» Stated exercise
What is the number of lines holding the word "mean"? Give that number alone.

Chart and figure data
******************************

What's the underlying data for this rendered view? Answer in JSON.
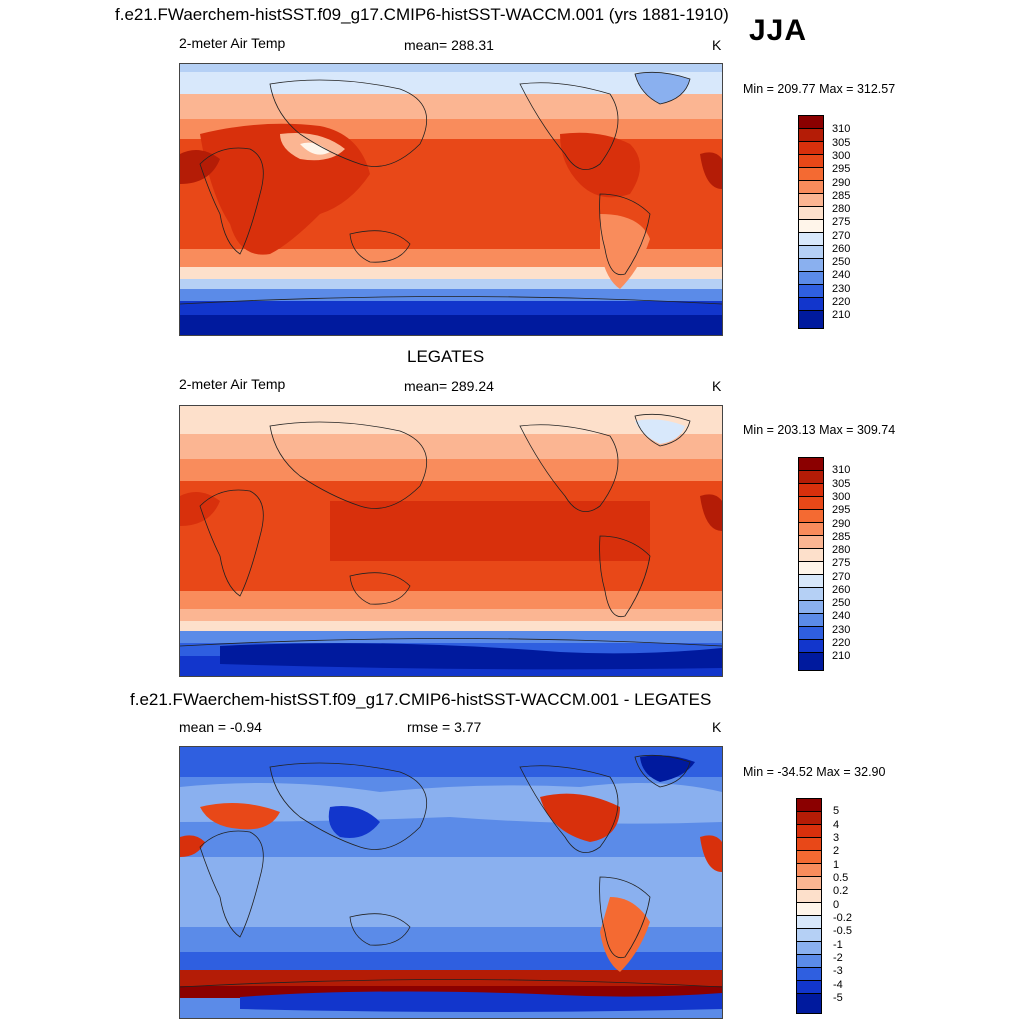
{
  "header": {
    "main_title": "f.e21.FWaerchem-histSST.f09_g17.CMIP6-histSST-WACCM.001 (yrs 1881-1910)",
    "season": "JJA"
  },
  "panels": [
    {
      "id": "model",
      "variable": "2-meter Air Temp",
      "mean_label": "mean= 288.31",
      "units": "K",
      "minmax": "Min = 209.77 Max = 312.57",
      "colorbar_labels": [
        "310",
        "305",
        "300",
        "295",
        "290",
        "285",
        "280",
        "275",
        "270",
        "260",
        "250",
        "240",
        "230",
        "220",
        "210"
      ]
    },
    {
      "id": "obs",
      "title": "LEGATES",
      "variable": "2-meter Air Temp",
      "mean_label": "mean= 289.24",
      "units": "K",
      "minmax": "Min = 203.13 Max = 309.74",
      "colorbar_labels": [
        "310",
        "305",
        "300",
        "295",
        "290",
        "285",
        "280",
        "275",
        "270",
        "260",
        "250",
        "240",
        "230",
        "220",
        "210"
      ]
    },
    {
      "id": "diff",
      "title": "f.e21.FWaerchem-histSST.f09_g17.CMIP6-histSST-WACCM.001 - LEGATES",
      "mean_label": "mean =  -0.94",
      "rmse_label": "rmse =   3.77",
      "units": "K",
      "minmax": "Min = -34.52 Max =  32.90",
      "colorbar_labels": [
        "5",
        "4",
        "3",
        "2",
        "1",
        "0.5",
        "0.2",
        "0",
        "-0.2",
        "-0.5",
        "-1",
        "-2",
        "-3",
        "-4",
        "-5"
      ]
    }
  ],
  "colors": {
    "temp_scale": [
      "#8b0000",
      "#b41c06",
      "#d8300c",
      "#e84818",
      "#f46a32",
      "#f98c5c",
      "#fbb592",
      "#fde0cb",
      "#fff5ea",
      "#d8e8fb",
      "#b5d0f5",
      "#8ab0ef",
      "#5b8be8",
      "#2f5fe0",
      "#1236cc",
      "#001a9e"
    ],
    "diff_scale": [
      "#8b0000",
      "#b41c06",
      "#d8300c",
      "#e84818",
      "#f46a32",
      "#f98c5c",
      "#fbb592",
      "#fde0cb",
      "#fff5ea",
      "#d8e8fb",
      "#b5d0f5",
      "#8ab0ef",
      "#5b8be8",
      "#2f5fe0",
      "#1236cc",
      "#001a9e"
    ]
  }
}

******************************

» Exercise result
3